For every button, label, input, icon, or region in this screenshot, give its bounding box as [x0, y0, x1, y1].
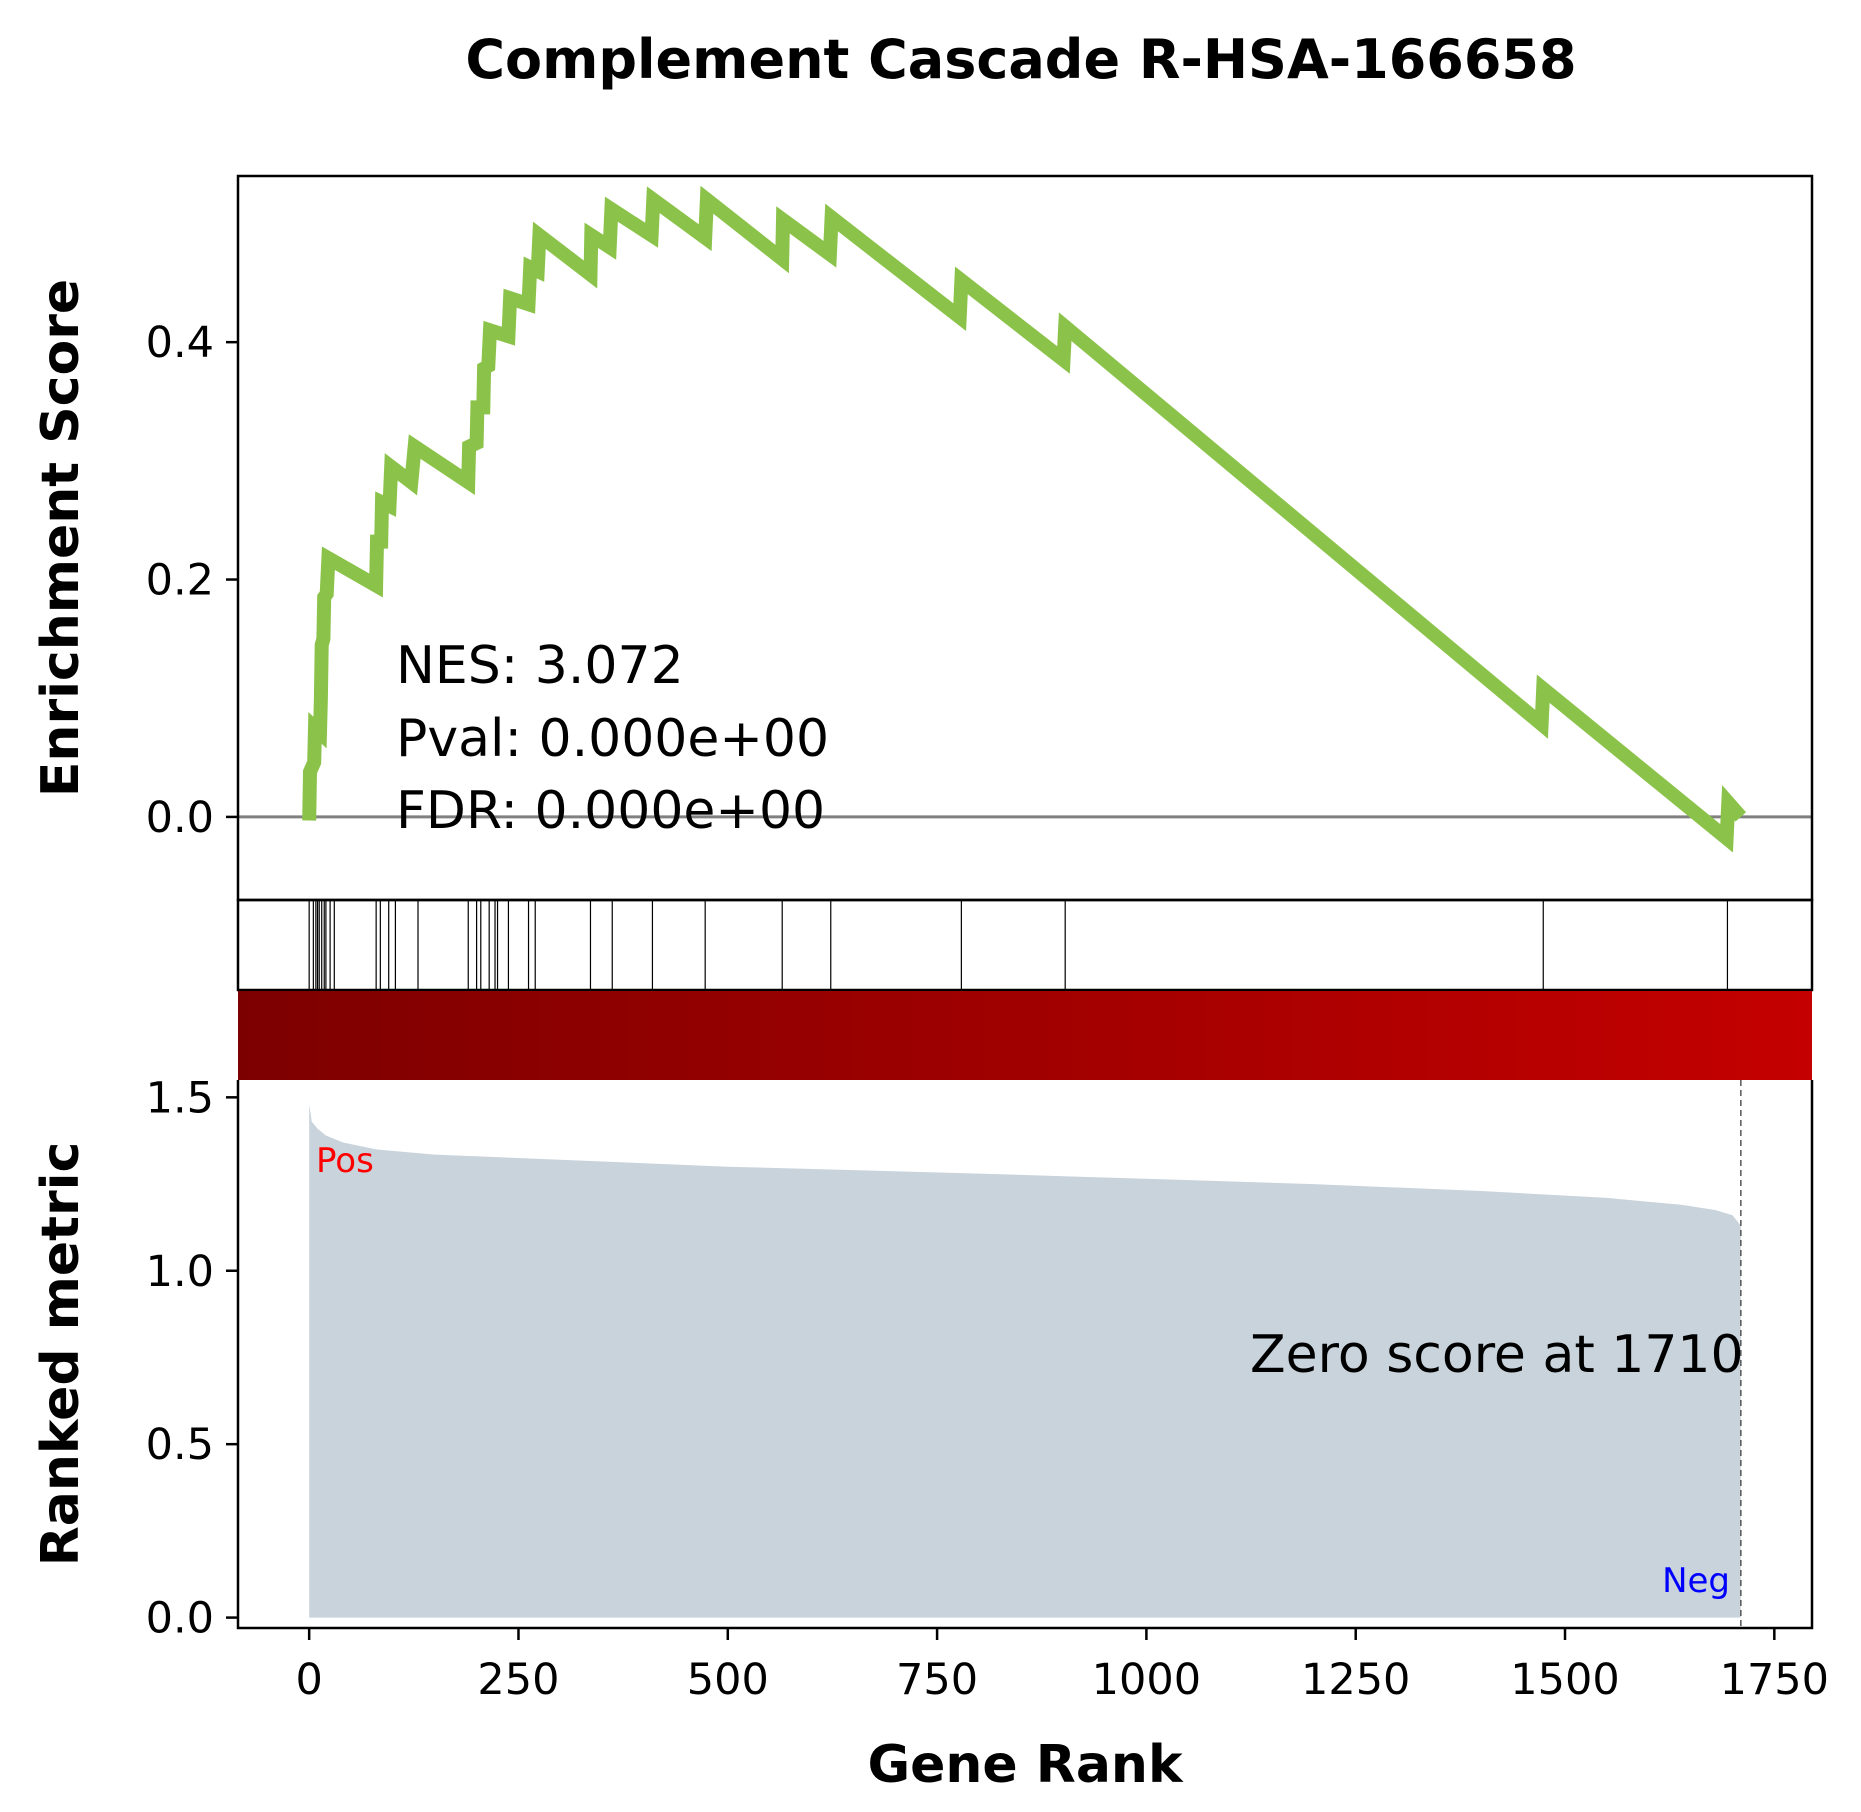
- metric-panel-frame: [236, 1080, 1814, 1630]
- metric-y-tick-label: 0.5: [146, 1420, 214, 1470]
- x-axis-label: Gene Rank: [867, 1735, 1183, 1795]
- stats-block: NES: 3.072 Pval: 0.000e+00 FDR: 0.000e+0…: [396, 636, 829, 841]
- x-tick-label: 500: [687, 1655, 769, 1705]
- es-y-tick-label: 0.4: [146, 318, 214, 368]
- neg-label: Neg: [1662, 1561, 1730, 1601]
- es-y-axis-label: Enrichment Score: [31, 279, 91, 797]
- hit-lines: [308, 900, 1729, 990]
- pos-label: Pos: [316, 1141, 374, 1181]
- x-tick-label: 0: [295, 1655, 322, 1705]
- metric-y-ticks: 0.0 0.5 1.0 1.5: [146, 1073, 238, 1644]
- metric-panel: Pos Neg Zero score at 1710 0.00.51.01.5 …: [31, 1073, 1829, 1795]
- hits-panel: [236, 898, 1814, 992]
- stat-nes: NES: 3.072: [396, 636, 684, 696]
- x-tick-label: 1000: [1092, 1655, 1201, 1705]
- x-ticks: 0 250 500 750 1000 1250 1500 1750: [295, 1628, 1829, 1705]
- es-y-tick-label: 0.0: [146, 793, 214, 843]
- rank-heatmap-bar: [238, 991, 1812, 1080]
- metric-y-tick-label: 1.5: [146, 1073, 214, 1123]
- metric-area: [309, 1104, 1741, 1618]
- zero-score-label: Zero score at 1710: [1250, 1325, 1744, 1385]
- x-tick-label: 250: [477, 1655, 559, 1705]
- es-y-ticks: 0.0 0.2 0.4: [146, 318, 238, 843]
- es-curve: [302, 185, 1747, 853]
- metric-y-tick-label: 0.0: [146, 1594, 214, 1644]
- es-y-tick-label: 0.2: [146, 556, 214, 606]
- stat-pval: Pval: 0.000e+00: [396, 709, 829, 769]
- metric-y-axis-label: Ranked metric: [31, 1142, 91, 1567]
- stat-fdr: FDR: 0.000e+00: [396, 781, 825, 841]
- es-panel: 0.0 0.2 0.4 NES: 3.072 Pval: 0.000e+00 FDR…: [31, 174, 1814, 902]
- x-tick-label: 1250: [1301, 1655, 1410, 1705]
- x-tick-label: 1750: [1720, 1655, 1829, 1705]
- hits-panel-frame: [236, 898, 1814, 992]
- x-tick-label: 750: [896, 1655, 978, 1705]
- metric-y-tick-label: 1.0: [146, 1247, 214, 1297]
- x-tick-label: 1500: [1510, 1655, 1619, 1705]
- chart-title: Complement Cascade R-HSA-166658: [465, 28, 1576, 91]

----------------------------------------

• _Exercise details_: The whole listing should be printed again exactly as written, images excluded.

• _Solution for this problem_:
For every button, label, input, icon, or region in this screenshot, give its bounding box as [x0, y0, x1, y1].
- metric-panel-frame: [236, 1080, 1814, 1630]
- metric-y-tick-label: 0.5: [146, 1420, 214, 1470]
- x-axis-label: Gene Rank: [867, 1735, 1183, 1795]
- stats-block: NES: 3.072 Pval: 0.000e+00 FDR: 0.000e+0…: [396, 636, 829, 841]
- x-tick-label: 500: [687, 1655, 769, 1705]
- es-y-tick-label: 0.4: [146, 318, 214, 368]
- neg-label: Neg: [1662, 1561, 1730, 1601]
- es-y-axis-label: Enrichment Score: [31, 279, 91, 797]
- hit-lines: [308, 900, 1729, 990]
- pos-label: Pos: [316, 1141, 374, 1181]
- x-tick-label: 0: [295, 1655, 322, 1705]
- metric-y-ticks: 0.0 0.5 1.0 1.5: [146, 1073, 238, 1644]
- metric-panel: Pos Neg Zero score at 1710 0.00.51.01.5 …: [31, 1073, 1829, 1795]
- hits-panel: [236, 898, 1814, 992]
- stat-nes: NES: 3.072: [396, 636, 684, 696]
- x-tick-label: 1000: [1092, 1655, 1201, 1705]
- x-ticks: 0 250 500 750 1000 1250 1500 1750: [295, 1628, 1829, 1705]
- es-y-tick-label: 0.0: [146, 793, 214, 843]
- rank-heatmap-bar: [238, 991, 1812, 1080]
- metric-y-tick-label: 1.5: [146, 1073, 214, 1123]
- metric-area: [309, 1104, 1741, 1618]
- zero-score-label: Zero score at 1710: [1250, 1325, 1744, 1385]
- x-tick-label: 250: [477, 1655, 559, 1705]
- es-y-ticks: 0.0 0.2 0.4: [146, 318, 238, 843]
- es-curve: [302, 185, 1747, 853]
- metric-y-tick-label: 0.0: [146, 1594, 214, 1644]
- es-y-tick-label: 0.2: [146, 556, 214, 606]
- stat-pval: Pval: 0.000e+00: [396, 709, 829, 769]
- metric-y-axis-label: Ranked metric: [31, 1142, 91, 1567]
- stat-fdr: FDR: 0.000e+00: [396, 781, 825, 841]
- es-panel: 0.0 0.2 0.4 NES: 3.072 Pval: 0.000e+00 FDR…: [31, 174, 1814, 902]
- x-tick-label: 1250: [1301, 1655, 1410, 1705]
- x-tick-label: 1750: [1720, 1655, 1829, 1705]
- hits-panel-frame: [236, 898, 1814, 992]
- x-tick-label: 750: [896, 1655, 978, 1705]
- metric-y-tick-label: 1.0: [146, 1247, 214, 1297]
- x-tick-label: 1500: [1510, 1655, 1619, 1705]
- chart-title: Complement Cascade R-HSA-166658: [465, 28, 1576, 91]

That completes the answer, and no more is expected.